Copy out all of the material exactly.

=== Listed records ===
++++++++

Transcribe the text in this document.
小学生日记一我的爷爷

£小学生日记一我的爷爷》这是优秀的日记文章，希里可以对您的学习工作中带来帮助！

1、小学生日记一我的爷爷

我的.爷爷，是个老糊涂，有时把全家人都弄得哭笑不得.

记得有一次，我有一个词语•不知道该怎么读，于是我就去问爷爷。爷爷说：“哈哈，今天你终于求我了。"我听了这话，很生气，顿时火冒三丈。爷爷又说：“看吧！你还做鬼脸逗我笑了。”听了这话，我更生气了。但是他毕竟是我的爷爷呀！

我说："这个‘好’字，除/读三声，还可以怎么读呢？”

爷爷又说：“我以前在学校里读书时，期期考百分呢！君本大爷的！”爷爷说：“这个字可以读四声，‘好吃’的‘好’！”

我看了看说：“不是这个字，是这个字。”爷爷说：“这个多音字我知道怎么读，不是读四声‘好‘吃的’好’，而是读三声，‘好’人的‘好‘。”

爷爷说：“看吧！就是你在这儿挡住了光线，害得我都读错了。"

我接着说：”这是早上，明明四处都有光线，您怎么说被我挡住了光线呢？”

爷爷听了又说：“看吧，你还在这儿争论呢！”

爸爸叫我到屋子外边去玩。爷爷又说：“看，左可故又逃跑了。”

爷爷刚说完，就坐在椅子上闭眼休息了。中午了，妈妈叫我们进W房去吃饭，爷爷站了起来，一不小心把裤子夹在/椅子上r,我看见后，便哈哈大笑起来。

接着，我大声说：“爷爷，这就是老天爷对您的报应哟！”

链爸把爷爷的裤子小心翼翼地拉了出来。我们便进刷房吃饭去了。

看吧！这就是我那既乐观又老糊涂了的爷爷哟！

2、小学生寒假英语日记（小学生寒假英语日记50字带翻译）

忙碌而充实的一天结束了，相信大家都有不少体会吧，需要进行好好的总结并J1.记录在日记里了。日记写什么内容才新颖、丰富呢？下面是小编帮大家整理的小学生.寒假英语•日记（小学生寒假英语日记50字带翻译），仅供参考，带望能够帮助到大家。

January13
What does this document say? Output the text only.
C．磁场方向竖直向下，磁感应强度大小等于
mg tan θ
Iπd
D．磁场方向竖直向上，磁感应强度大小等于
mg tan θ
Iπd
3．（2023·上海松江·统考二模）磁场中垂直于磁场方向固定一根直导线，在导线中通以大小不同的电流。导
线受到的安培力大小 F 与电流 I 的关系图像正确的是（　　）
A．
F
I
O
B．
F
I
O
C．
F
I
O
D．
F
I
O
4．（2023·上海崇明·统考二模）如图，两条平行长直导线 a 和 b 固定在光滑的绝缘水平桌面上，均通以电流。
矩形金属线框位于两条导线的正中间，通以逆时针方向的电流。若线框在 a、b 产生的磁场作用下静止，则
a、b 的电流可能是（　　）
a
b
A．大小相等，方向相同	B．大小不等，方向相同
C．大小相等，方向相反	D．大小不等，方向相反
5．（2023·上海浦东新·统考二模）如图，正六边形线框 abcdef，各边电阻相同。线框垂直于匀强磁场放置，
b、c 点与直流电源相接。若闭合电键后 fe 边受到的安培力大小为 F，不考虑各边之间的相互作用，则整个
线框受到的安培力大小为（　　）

++++++++

=== Final result ===
Transcribe the text in this document.
小学生日记一我的爷爷

£小学生日记一我的爷爷》这是优秀的日记文章，希里可以对您的学习工作中带来帮助！

1、小学生日记一我的爷爷

我的.爷爷，是个老糊涂，有时把全家人都弄得哭笑不得.

记得有一次，我有一个词语•不知道该怎么读，于是我就去问爷爷。爷爷说：“哈哈，今天你终于求我了。"我听了这话，很生气，顿时火冒三丈。爷爷又说：“看吧！你还做鬼脸逗我笑了。”听了这话，我更生气了。但是他毕竟是我的爷爷呀！

我说："这个‘好’字，除/读三声，还可以怎么读呢？”

爷爷又说：“我以前在学校里读书时，期期考百分呢！君本大爷的！”爷爷说：“这个字可以读四声，‘好吃’的‘好’！”

我看了看说：“不是这个字，是这个字。”爷爷说：“这个多音字我知道怎么读，不是读四声‘好‘吃的’好’，而是读三声，‘好’人的‘好‘。”

爷爷说：“看吧！就是你在这儿挡住了光线，害得我都读错了。"

我接着说：”这是早上，明明四处都有光线，您怎么说被我挡住了光线呢？”

爷爷听了又说：“看吧，你还在这儿争论呢！”

爸爸叫我到屋子外边去玩。爷爷又说：“看，左可故又逃跑了。”

爷爷刚说完，就坐在椅子上闭眼休息了。中午了，妈妈叫我们进W房去吃饭，爷爷站了起来，一不小心把裤子夹在/椅子上r,我看见后，便哈哈大笑起来。

接着，我大声说：“爷爷，这就是老天爷对您的报应哟！”

链爸把爷爷的裤子小心翼翼地拉了出来。我们便进刷房吃饭去了。

看吧！这就是我那既乐观又老糊涂了的爷爷哟！

2、小学生寒假英语日记（小学生寒假英语日记50字带翻译）

忙碌而充实的一天结束了，相信大家都有不少体会吧，需要进行好好的总结并J1.记录在日记里了。日记写什么内容才新颖、丰富呢？下面是小编帮大家整理的小学生.寒假英语•日记（小学生寒假英语日记50字带翻译），仅供参考，带望能够帮助到大家。

January13
What does this document say? Output the text only.
C．磁场方向竖直向下，磁感应强度大小等于
mg tan θ
Iπd
D．磁场方向竖直向上，磁感应强度大小等于
mg tan θ
Iπd
3．（2023·上海松江·统考二模）磁场中垂直于磁场方向固定一根直导线，在导线中通以大小不同的电流。导
线受到的安培力大小 F 与电流 I 的关系图像正确的是（　　）
A．
F
I
O
B．
F
I
O
C．
F
I
O
D．
F
I
O
4．（2023·上海崇明·统考二模）如图，两条平行长直导线 a 和 b 固定在光滑的绝缘水平桌面上，均通以电流。
矩形金属线框位于两条导线的正中间，通以逆时针方向的电流。若线框在 a、b 产生的磁场作用下静止，则
a、b 的电流可能是（　　）
a
b
A．大小相等，方向相同	B．大小不等，方向相同
C．大小相等，方向相反	D．大小不等，方向相反
5．（2023·上海浦东新·统考二模）如图，正六边形线框 abcdef，各边电阻相同。线框垂直于匀强磁场放置，
b、c 点与直流电源相接。若闭合电键后 fe 边受到的安培力大小为 F，不考虑各边之间的相互作用，则整个
线框受到的安培力大小为（　　）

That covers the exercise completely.